## Exercise description
Search the data below for the string "favores". Extract every line that contains it.

## Given data
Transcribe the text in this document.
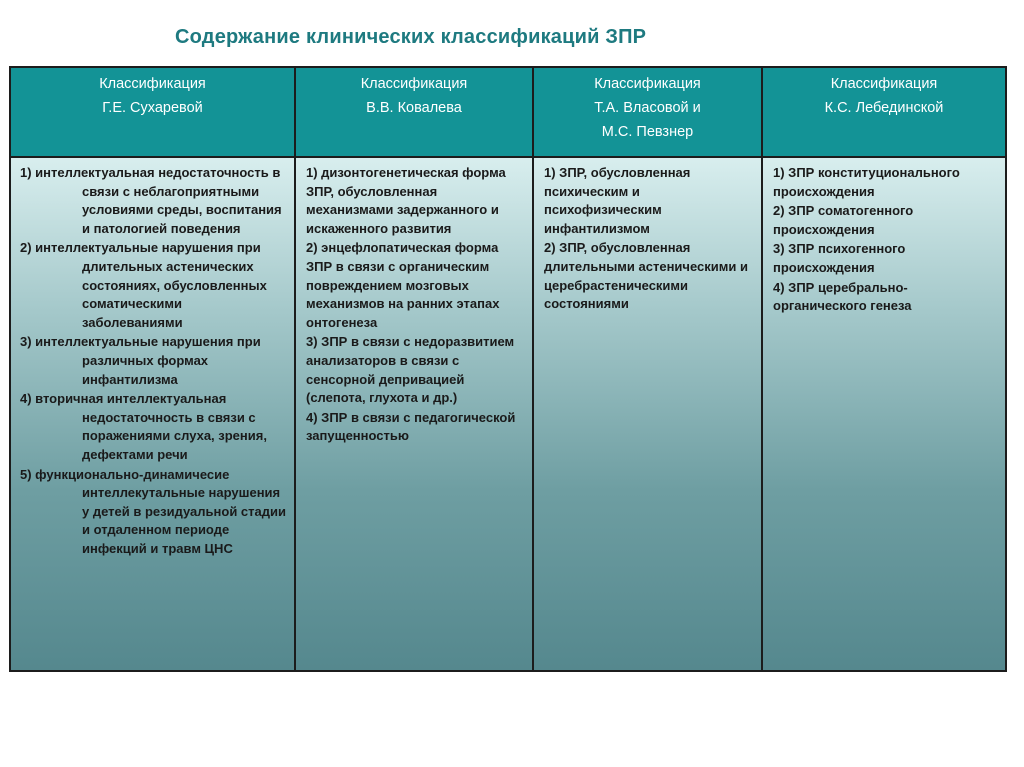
Содержание клинических классификаций ЗПР
Классификация
Г.Е. Сухаревой
Классификация
В.В. Ковалева
Классификация
Т.А. Власовой и
М.С. Певзнер
Классификация
К.С. Лебединской
1) интеллектуальная недостаточность в связи с неблагоприятными условиями среды, воспитания и патологией поведения
2) интеллектуальные нарушения при длительных астенических состояниях, обусловленных соматическими заболеваниями
3) интеллектуальные нарушения при различных формах инфантилизма
4) вторичная интеллектуальная недостаточность в связи с поражениями слуха, зрения, дефектами речи
5) функционально-динамичесие интеллекутальные нарушения у детей в резидуальной стадии и отдаленном периоде инфекций и травм ЦНС
1) дизонтогенетическая форма ЗПР, обусловленная механизмами задержанного и искаженного развития
2) энцефлопатическая форма ЗПР в связи с органическим повреждением мозговых механизмов на ранних этапах онтогенеза
3) ЗПР в связи с недоразвитием анализаторов в связи с сенсорной депривацией (слепота, глухота и др.)
4) ЗПР в связи с педагогической запущенностью
1) ЗПР, обусловленная психическим и психофизическим инфантилизмом
2) ЗПР, обусловленная длительными астеническими и церебрастеническими состояниями
1) ЗПР конституционального происхождения
2) ЗПР соматогенного происхождения
3) ЗПР психогенного происхождения
4) ЗПР церебрально-органического генеза
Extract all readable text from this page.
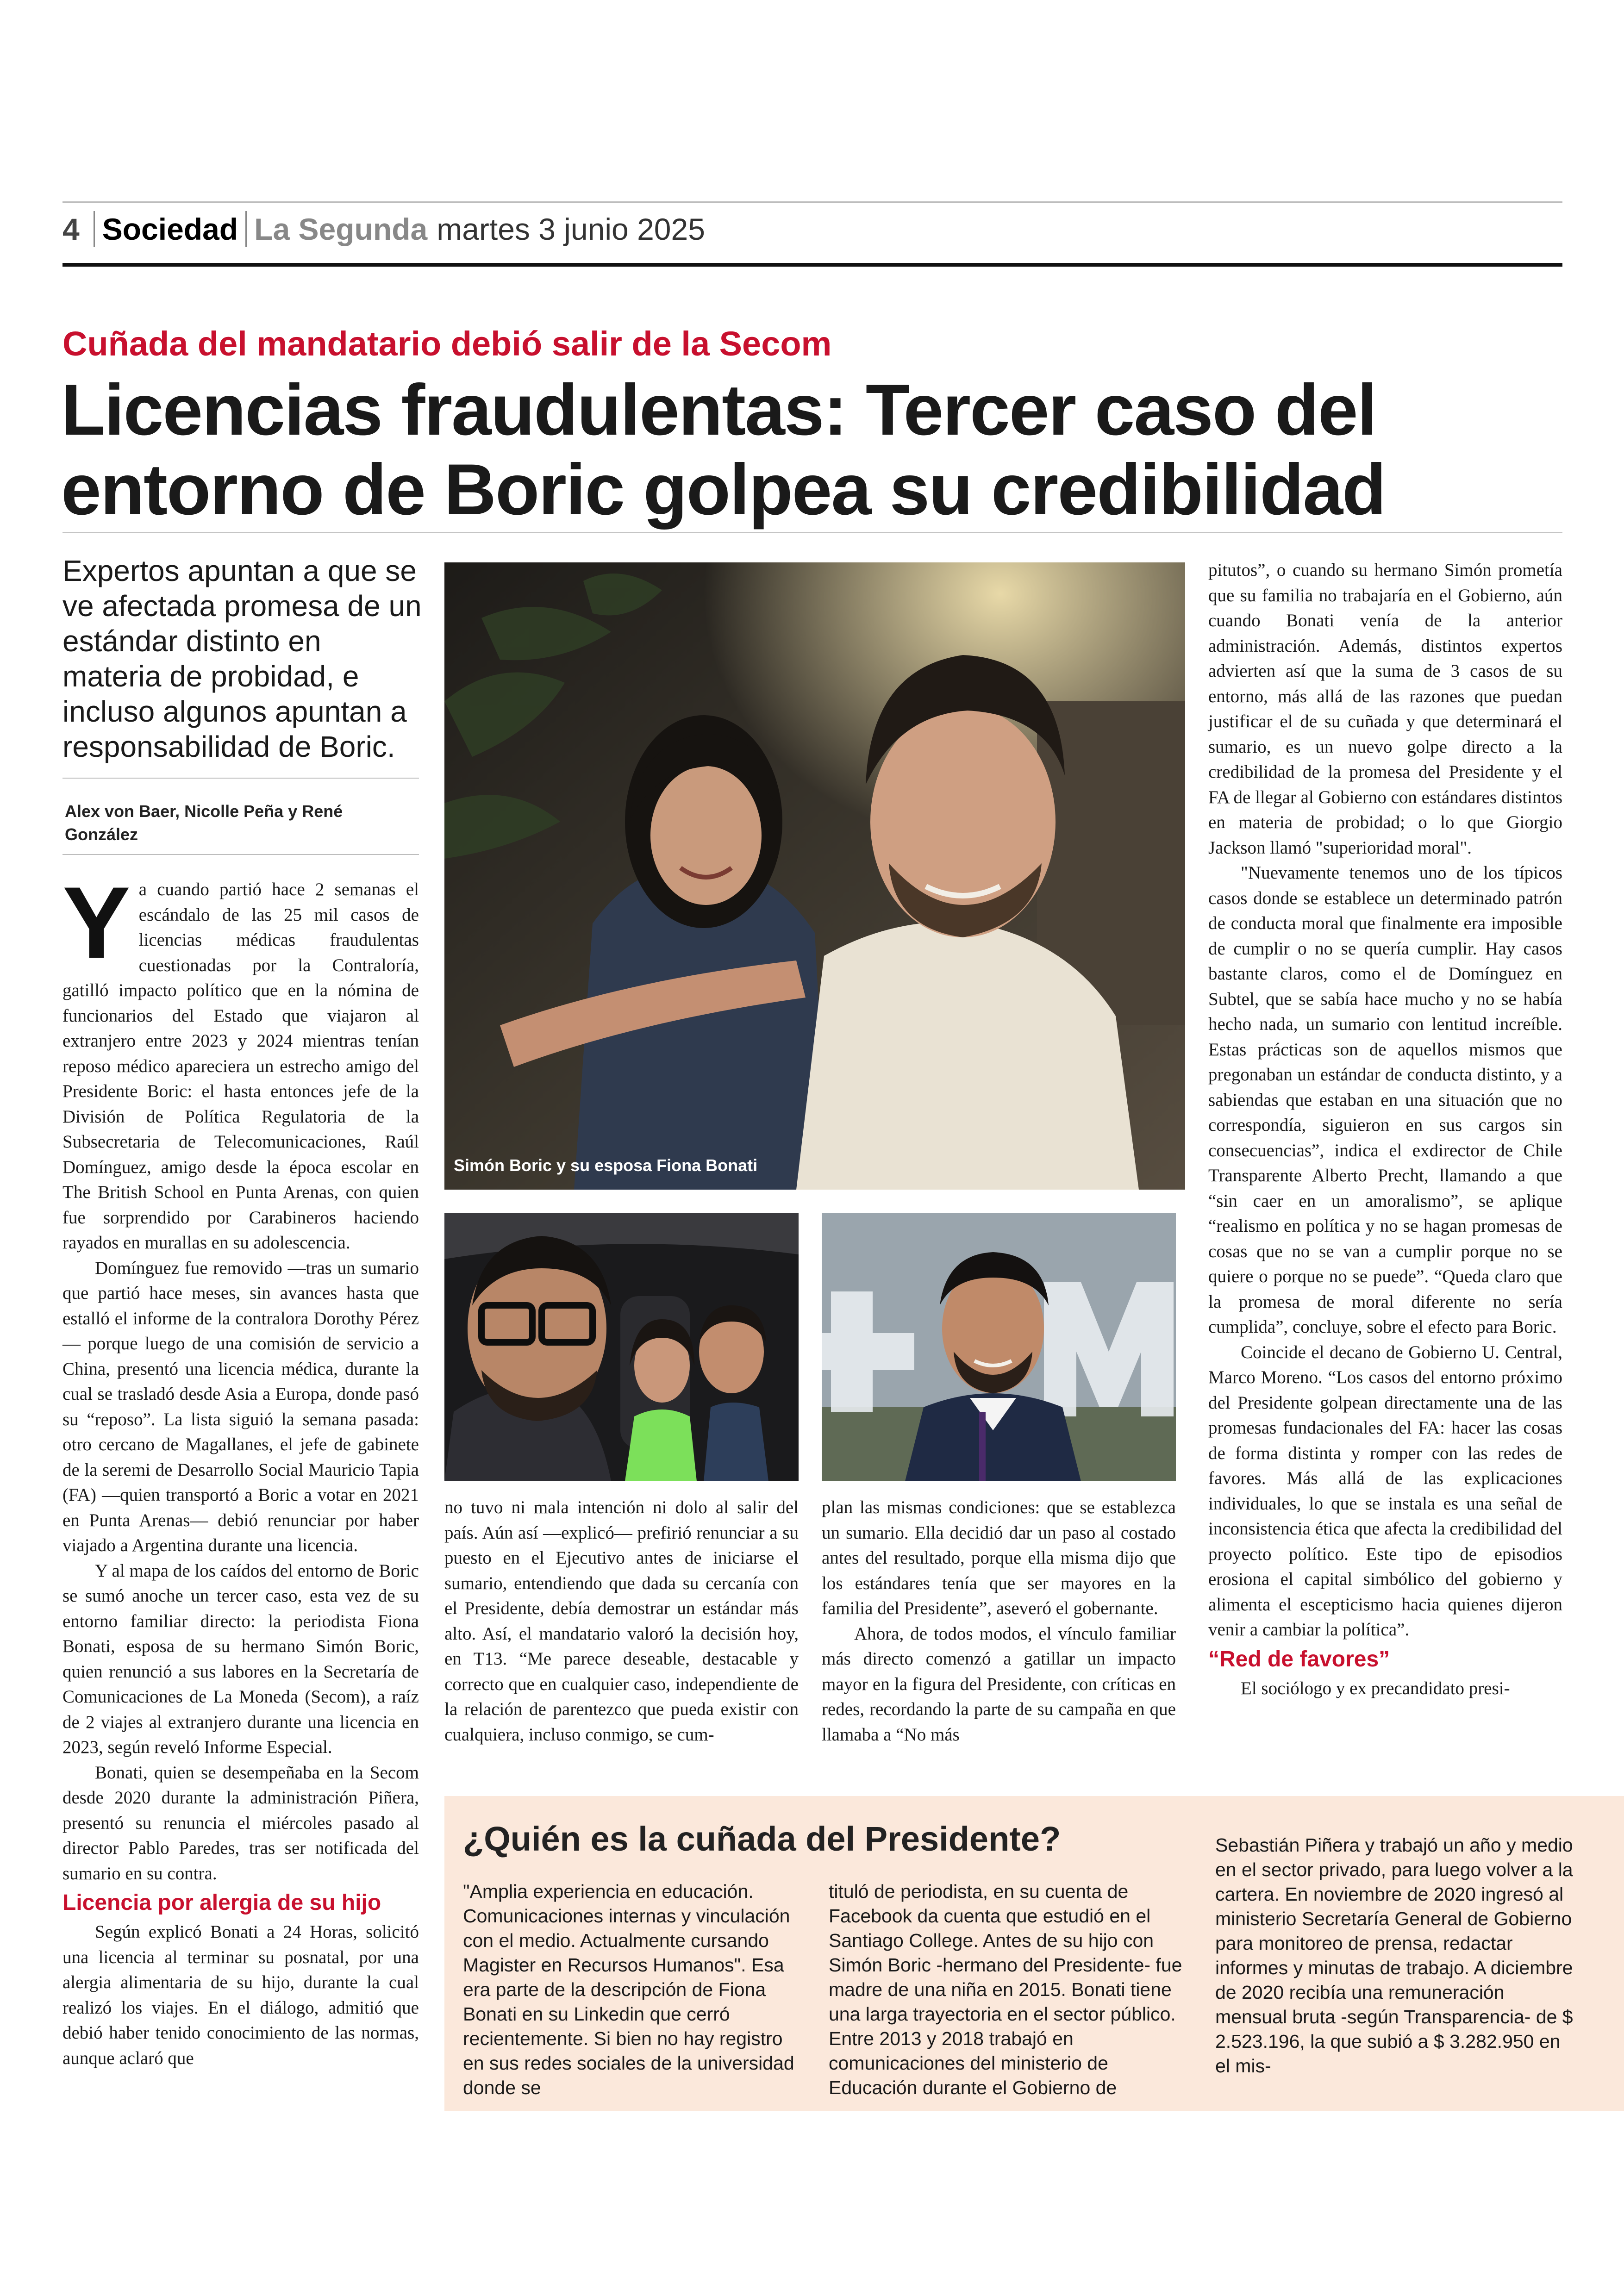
4 Sociedad La Segunda martes 3 junio 2025
Cuñada del mandatario debió salir de la Secom
Licencias fraudulentas: Tercer caso del
entorno de Boric golpea su credibilidad
Expertos apuntan a que se ve afectada promesa de un estándar distinto en materia de probidad, e incluso algunos apuntan a responsabilidad de Boric.
Alex von Baer, Nicolle Peña y René González

Ya cuando partió hace 2 semanas el escándalo de las 25 mil casos de licencias médicas fraudulentas cuestionadas por la Contraloría, gatilló impacto político que en la nómina de funcionarios del Estado que viajaron al extranjero entre 2023 y 2024 mientras tenían reposo médico apareciera un estrecho amigo del Presidente Boric: el hasta entonces jefe de la División de Política Regulatoria de la Subsecretaria de Telecomunicaciones, Raúl Domínguez, amigo desde la época escolar en The British School en Punta Arenas, con quien fue sorprendido por Carabineros haciendo rayados en murallas en su adolescencia.

Domínguez fue removido —tras un sumario que partió hace meses, sin avances hasta que estalló el informe de la contralora Dorothy Pérez— porque luego de una comisión de servicio a China, presentó una licencia médica, durante la cual se trasladó desde Asia a Europa, donde pasó su “reposo”. La lista siguió la semana pasada: otro cercano de Magallanes, el jefe de gabinete de la seremi de Desarrollo Social Mauricio Tapia (FA) —quien transportó a Boric a votar en 2021 en Punta Arenas— debió renunciar por haber viajado a Argentina durante una licencia.

Y al mapa de los caídos del entorno de Boric se sumó anoche un tercer caso, esta vez de su entorno familiar directo: la periodista Fiona Bonati, esposa de su hermano Simón Boric, quien renunció a sus labores en la Secretaría de Comunicaciones de La Moneda (Secom), a raíz de 2 viajes al extranjero durante una licencia en 2023, según reveló Informe Especial.

Bonati, quien se desempeñaba en la Secom desde 2020 durante la administración Piñera, presentó su renuncia el miércoles pasado al director Pablo Paredes, tras ser notificada del sumario en su contra.

Licencia por alergia de su hijo

Según explicó Bonati a 24 Horas, solicitó una licencia al terminar su posnatal, por una alergia alimentaria de su hijo, durante la cual realizó los viajes. En el diálogo, admitió que debió haber tenido conocimiento de las normas, aunque aclaró que

Simón Boric y su esposa Fiona Bonati

no tuvo ni mala intención ni dolo al salir del país. Aún así —explicó— prefirió renunciar a su puesto en el Ejecutivo antes de iniciarse el sumario, entendiendo que dada su cercanía con el Presidente, debía demostrar un estándar más alto. Así, el mandatario valoró la decisión hoy, en T13. “Me parece deseable, destacable y correcto que en cualquier caso, independiente de la relación de parentezco que pueda existir con cualquiera, incluso conmigo, se cum-

plan las mismas condiciones: que se establezca un sumario. Ella decidió dar un paso al costado antes del resultado, porque ella misma dijo que los estándares tenía que ser mayores en la familia del Presidente”, aseveró el gobernante.

Ahora, de todos modos, el vínculo familiar más directo comenzó a gatillar un impacto mayor en la figura del Presidente, con críticas en redes, recordando la parte de su campaña en que llamaba a “No más

pitutos”, o cuando su hermano Simón prometía que su familia no trabajaría en el Gobierno, aún cuando Bonati venía de la anterior administración. Además, distintos expertos advierten así que la suma de 3 casos de su entorno, más allá de las razones que puedan justificar el de su cuñada y que determinará el sumario, es un nuevo golpe directo a la credibilidad de la promesa del Presidente y el FA de llegar al Gobierno con estándares distintos en materia de probidad; o lo que Giorgio Jackson llamó "superioridad moral".

"Nuevamente tenemos uno de los típicos casos donde se establece un determinado patrón de conducta moral que finalmente era imposible de cumplir o no se quería cumplir. Hay casos bastante claros, como el de Domínguez en Subtel, que se sabía hace mucho y no se había hecho nada, un sumario con lentitud increíble. Estas prácticas son de aquellos mismos que pregonaban un estándar de conducta distinto, y a sabiendas que estaban en una situación que no correspondía, siguieron en sus cargos sin consecuencias”, indica el exdirector de Chile Transparente Alberto Precht, llamando a que “sin caer en un amoralismo”, se aplique “realismo en política y no se hagan promesas de cosas que no se van a cumplir porque no se quiere o porque no se puede”. “Queda claro que la promesa de moral diferente no sería cumplida”, concluye, sobre el efecto para Boric.

Coincide el decano de Gobierno U. Central, Marco Moreno. “Los casos del entorno próximo del Presidente golpean directamente una de las promesas fundacionales del FA: hacer las cosas de forma distinta y romper con las redes de favores. Más allá de las explicaciones individuales, lo que se instala es una señal de inconsistencia ética que afecta la credibilidad del proyecto político. Este tipo de episodios erosiona el capital simbólico del gobierno y alimenta el escepticismo hacia quienes dijeron venir a cambiar la política”.

“Red de favores”

El sociólogo y ex precandidato presi-

¿Quién es la cuñada del Presidente?

"Amplia experiencia en educación. Comunicaciones internas y vinculación con el medio. Actualmente cursando Magister en Recursos Humanos". Esa era parte de la descripción de Fiona Bonati en su Linkedin que cerró recientemente. Si bien no hay registro en sus redes sociales de la universidad donde se

tituló de periodista, en su cuenta de Facebook da cuenta que estudió en el Santiago College. Antes de su hijo con Simón Boric -hermano del Presidente- fue madre de una niña en 2015. Bonati tiene una larga trayectoria en el sector público. Entre 2013 y 2018 trabajó en comunicaciones del ministerio de Educación durante el Gobierno de

Sebastián Piñera y trabajó un año y medio en el sector privado, para luego volver a la cartera. En noviembre de 2020 ingresó al ministerio Secretaría General de Gobierno para monitoreo de prensa, redactar informes y minutas de trabajo. A diciembre de 2020 recibía una remuneración mensual bruta -según Transparencia- de $ 2.523.196, la que subió a $ 3.282.950 en el mis-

## Task response
Coincide el decano de Gobierno U. Central, Marco Moreno. “Los casos del entorno próximo del Presidente golpean directamente una de las promesas fundacionales del FA: hacer las cosas de forma distinta y romper con las redes de favores. Más allá de las explicaciones individuales, lo que se instala es una señal de inconsistencia ética que afecta la credibilidad del proyecto político. Este tipo de episodios erosiona el capital simbólico del gobierno y alimenta el escepticismo hacia quienes dijeron venir a cambiar la política”.
“Red de favores”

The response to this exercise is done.